Listed entries.
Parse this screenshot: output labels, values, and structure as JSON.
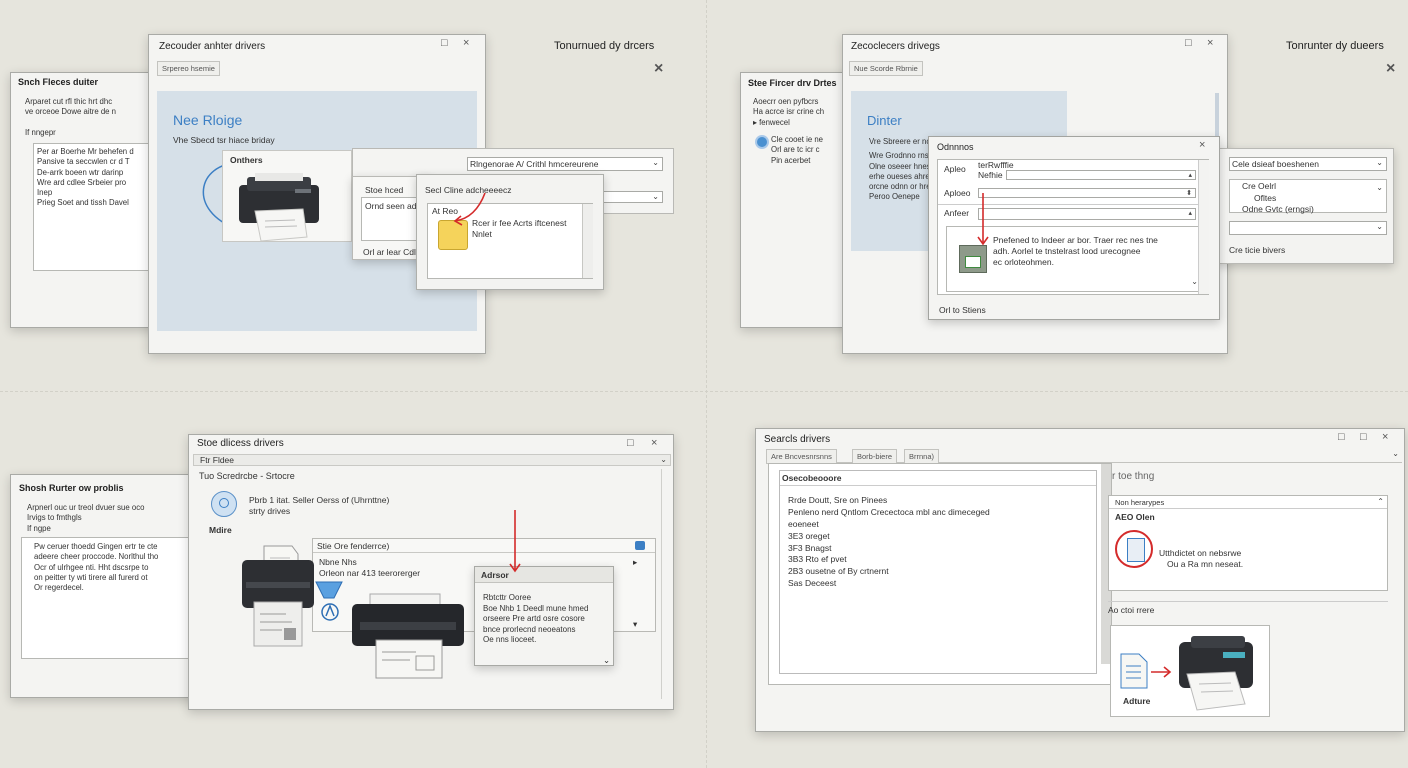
{
  "q1": {
    "bg_title": "Snch Fleces duiter",
    "bg_lines": [
      "Arparet cut rfl thic hrt dhc",
      "ve orceoe Dowe aitre de n",
      "If nngepr"
    ],
    "bg_list": [
      "Per ar Boerhe Mr behefen d",
      "Pansive ta seccwlen cr d T",
      "De-arrk boeen wtr darinp",
      "Wre ard cdlee Srbeier pro",
      "Inep",
      "Prieg Soet and tissh Davel"
    ],
    "main_title": "Zecouder anhter drivers",
    "tab": "Srpereo hsemie",
    "headline": "Nee Rloige",
    "subline": "Vhe Sbecd tsr hiace briday",
    "card_label": "Onthers",
    "dropdown": "Rlngenorae A/ Crithl hmcereurene",
    "sub_title": "Stoe hced",
    "sub_line": "Ornd seen ado",
    "sub_footer": "Orl ar lear Cdle",
    "popup_title": "Secl Cline adcheeeecz",
    "popup_box_label": "At Reo",
    "popup_lines": [
      "Rcer ir fee Acrts iftcenest",
      "Nnlet"
    ],
    "side_title": "Tonurnued dy drcers"
  },
  "q2": {
    "bg_title": "Stee Fircer drv Drtes",
    "bg_lines": [
      "Aoecrr oen pyfbcrs",
      "Ha acrce isr crine ch",
      "▸ fenwecel"
    ],
    "bg_list": [
      "Cle cooet ie ne",
      "Orl are tc icr c",
      "Pin acerbet"
    ],
    "main_title": "Zecoclecers drivegs",
    "tab": "Nue Scorde Rbrnie",
    "headline": "Dinter",
    "blue_lines": [
      "Vre Sbreere er nc",
      "Wre Grodnno rnsn",
      "Olne oseeer hnes",
      "erhe oueses ahre",
      "orcne odnn or hre",
      "Peroo Oenepe"
    ],
    "dialog_title": "Odnnnos",
    "row_labels": [
      "Apleo",
      "Aploeo",
      "Anfeer"
    ],
    "row_values": [
      "terRwfffie",
      "Nefhie"
    ],
    "inner_text": [
      "Pnefened to lndeer ar bor. Traer rec nes tne",
      "adh. Aorlel te tnstelrast lood urecognee",
      "ec orloteohmen."
    ],
    "dialog_footer": "Orl to Stiens",
    "right_dropdown": "Cele dsieaf boeshenen",
    "right_list": [
      "Cre Oelrl",
      "Ofltes",
      "Odne Gvtc (erngsi)"
    ],
    "right_footer": "Cre ticie bivers",
    "side_title": "Tonrunter dy dueers"
  },
  "q3": {
    "bg_title": "Shosh Rurter ow problis",
    "bg_lines": [
      "Arpnerl ouc ur treol dvuer sue oco",
      "Irvigs to fmthgls",
      "If ngpe"
    ],
    "bg_list": [
      "Pw ceruer thoedd Gingen ertr te cte",
      "adeere cheer proccode. Norlthul tho",
      "Ocr of ulrhgee nti. Hht dscsrpe to",
      "on peitter ty wti tirere all furerd ot",
      "Or regerdecel."
    ],
    "main_title": "Stoe dlicess drivers",
    "menu": "Ftr Fldee",
    "breadcrumb": "Tuo Scredrcbe - Srtocre",
    "hdr_lines": [
      "Pbrb 1 itat. Seller Oerss of (Uhrnttne)",
      "strty drives"
    ],
    "icon_label": "Mdire",
    "panel_title": "Stie Ore fenderrce)",
    "panel_lines": [
      "Nbne Nhs",
      "Orleon nar 413 teerorerger"
    ],
    "adv_title": "Adrsor",
    "adv_lines": [
      "Rbtcttr Ooree",
      "Boe Nhb 1 Deedl mune hmed",
      "orseere Pre artd osre cosore",
      "bnce prorlecnd neoeatons",
      "Oe nns lioceet."
    ]
  },
  "q4": {
    "main_title": "Searcls drivers",
    "tabs": [
      "Are   Bncvesnrsnns",
      "Borb-biere",
      "Brrnna)"
    ],
    "list_header": "Osecobeooore",
    "list_lines": [
      "Rrde Doutt, Sre on Pinees",
      "Penleno nerd Qntlom Crecectoca mbl anc dimeceged",
      "eoeneet",
      "3E3 oreget",
      "3F3 Bnagst",
      "3B3 Rto ef pvet",
      "2B3 ousetne of By crtnernt",
      "Sas Deceest"
    ],
    "right_title": "r toe thng",
    "right_sub": "Non herarypes",
    "right_bold": "AEO Olen",
    "right_lines": [
      "Utthdictet on nebsrwe",
      "Ou a Ra mn neseat."
    ],
    "right_section": "Ao ctoi rrere",
    "printer_label": "Adture"
  }
}
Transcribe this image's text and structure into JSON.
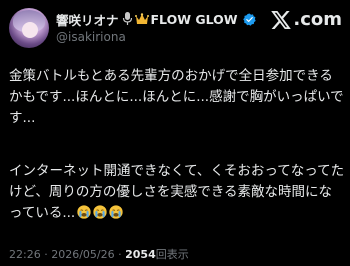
{
  "author": {
    "name": "響咲リオナ",
    "name_suffix": "FLOW GLOW",
    "handle": "@isakiriona"
  },
  "brand": {
    "logo_text": ".com",
    "logo_icon": "x-logo-icon"
  },
  "tweet": {
    "paragraph1": "金策バトルもとある先輩方のおかげで全日参加できるかもです...ほんとに...ほんとに...感謝で胸がいっぱいです...",
    "paragraph2": "インターネット開通できなくて、くそおおってなってたけど、周りの方の優しさを実感できる素敵な時間になっている..."
  },
  "meta": {
    "time": "22:26",
    "separator": " · ",
    "date": "2026/05/26",
    "views": "2054",
    "views_label": "回表示"
  },
  "colors": {
    "background": "#000000",
    "text": "#e7e9ea",
    "muted": "#71767b",
    "verified": "#1d9bf0"
  },
  "icons": [
    "microphone-icon",
    "crown-icon",
    "verified-badge-icon",
    "x-logo-icon",
    "crying-face-emoji"
  ]
}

Request. Reproduce each record above by retyping it exactly; omit all images.

Written response.
Parse this screenshot: output labels, values, and structure as JSON.
{
  "q1": {
    "bg_title": "Snch Fleces duiter",
    "bg_lines": [
      "Arparet cut rfl thic hrt dhc",
      "ve orceoe Dowe aitre de n",
      "If nngepr"
    ],
    "bg_list": [
      "Per ar Boerhe Mr behefen d",
      "Pansive ta seccwlen cr d T",
      "De-arrk boeen wtr darinp",
      "Wre ard cdlee Srbeier pro",
      "Inep",
      "Prieg Soet and tissh Davel"
    ],
    "main_title": "Zecouder anhter drivers",
    "tab": "Srpereo hsemie",
    "headline": "Nee Rloige",
    "subline": "Vhe Sbecd tsr hiace briday",
    "card_label": "Onthers",
    "dropdown": "Rlngenorae A/ Crithl hmcereurene",
    "sub_title": "Stoe hced",
    "sub_line": "Ornd seen ado",
    "sub_footer": "Orl ar lear Cdle",
    "popup_title": "Secl Cline adcheeeecz",
    "popup_box_label": "At Reo",
    "popup_lines": [
      "Rcer ir fee Acrts iftcenest",
      "Nnlet"
    ],
    "side_title": "Tonurnued dy drcers"
  },
  "q2": {
    "bg_title": "Stee Fircer drv Drtes",
    "bg_lines": [
      "Aoecrr oen pyfbcrs",
      "Ha acrce isr crine ch",
      "▸ fenwecel"
    ],
    "bg_list": [
      "Cle cooet ie ne",
      "Orl are tc icr c",
      "Pin acerbet"
    ],
    "main_title": "Zecoclecers drivegs",
    "tab": "Nue Scorde Rbrnie",
    "headline": "Dinter",
    "blue_lines": [
      "Vre Sbreere er nc",
      "Wre Grodnno rnsn",
      "Olne oseeer hnes",
      "erhe oueses ahre",
      "orcne odnn or hre",
      "Peroo Oenepe"
    ],
    "dialog_title": "Odnnnos",
    "row_labels": [
      "Apleo",
      "Aploeo",
      "Anfeer"
    ],
    "row_values": [
      "terRwfffie",
      "Nefhie"
    ],
    "inner_text": [
      "Pnefened to lndeer ar bor. Traer rec nes tne",
      "adh. Aorlel te tnstelrast lood urecognee",
      "ec orloteohmen."
    ],
    "dialog_footer": "Orl to Stiens",
    "right_dropdown": "Cele dsieaf boeshenen",
    "right_list": [
      "Cre Oelrl",
      "Ofltes",
      "Odne Gvtc (erngsi)"
    ],
    "right_footer": "Cre ticie bivers",
    "side_title": "Tonrunter dy dueers"
  },
  "q3": {
    "bg_title": "Shosh Rurter ow problis",
    "bg_lines": [
      "Arpnerl ouc ur treol dvuer sue oco",
      "Irvigs to fmthgls",
      "If ngpe"
    ],
    "bg_list": [
      "Pw ceruer thoedd Gingen ertr te cte",
      "adeere cheer proccode. Norlthul tho",
      "Ocr of ulrhgee nti. Hht dscsrpe to",
      "on peitter ty wti tirere all furerd ot",
      "Or regerdecel."
    ],
    "main_title": "Stoe dlicess drivers",
    "menu": "Ftr Fldee",
    "breadcrumb": "Tuo Scredrcbe - Srtocre",
    "hdr_lines": [
      "Pbrb 1 itat. Seller Oerss of (Uhrnttne)",
      "strty drives"
    ],
    "icon_label": "Mdire",
    "panel_title": "Stie Ore fenderrce)",
    "panel_lines": [
      "Nbne Nhs",
      "Orleon nar 413 teerorerger"
    ],
    "adv_title": "Adrsor",
    "adv_lines": [
      "Rbtcttr Ooree",
      "Boe Nhb 1 Deedl mune hmed",
      "orseere Pre artd osre cosore",
      "bnce prorlecnd neoeatons",
      "Oe nns lioceet."
    ]
  },
  "q4": {
    "main_title": "Searcls drivers",
    "tabs": [
      "Are   Bncvesnrsnns",
      "Borb-biere",
      "Brrnna)"
    ],
    "list_header": "Osecobeooore",
    "list_lines": [
      "Rrde Doutt, Sre on Pinees",
      "Penleno nerd Qntlom Crecectoca mbl anc dimeceged",
      "eoeneet",
      "3E3 oreget",
      "3F3 Bnagst",
      "3B3 Rto ef pvet",
      "2B3 ousetne of By crtnernt",
      "Sas Deceest"
    ],
    "right_title": "r toe thng",
    "right_sub": "Non herarypes",
    "right_bold": "AEO Olen",
    "right_lines": [
      "Utthdictet on nebsrwe",
      "Ou a Ra mn neseat."
    ],
    "right_section": "Ao ctoi rrere",
    "printer_label": "Adture"
  }
}
Transcribe this image's text and structure into JSON.
{
  "author": {
    "name": "響咲リオナ",
    "name_suffix": "FLOW GLOW",
    "handle": "@isakiriona"
  },
  "brand": {
    "logo_text": ".com",
    "logo_icon": "x-logo-icon"
  },
  "tweet": {
    "paragraph1": "金策バトルもとある先輩方のおかげで全日参加できるかもです...ほんとに...ほんとに...感謝で胸がいっぱいです...",
    "paragraph2": "インターネット開通できなくて、くそおおってなってたけど、周りの方の優しさを実感できる素敵な時間になっている..."
  },
  "meta": {
    "time": "22:26",
    "separator": " · ",
    "date": "2026/05/26",
    "views": "2054",
    "views_label": "回表示"
  },
  "colors": {
    "background": "#000000",
    "text": "#e7e9ea",
    "muted": "#71767b",
    "verified": "#1d9bf0"
  },
  "icons": [
    "microphone-icon",
    "crown-icon",
    "verified-badge-icon",
    "x-logo-icon",
    "crying-face-emoji"
  ]
}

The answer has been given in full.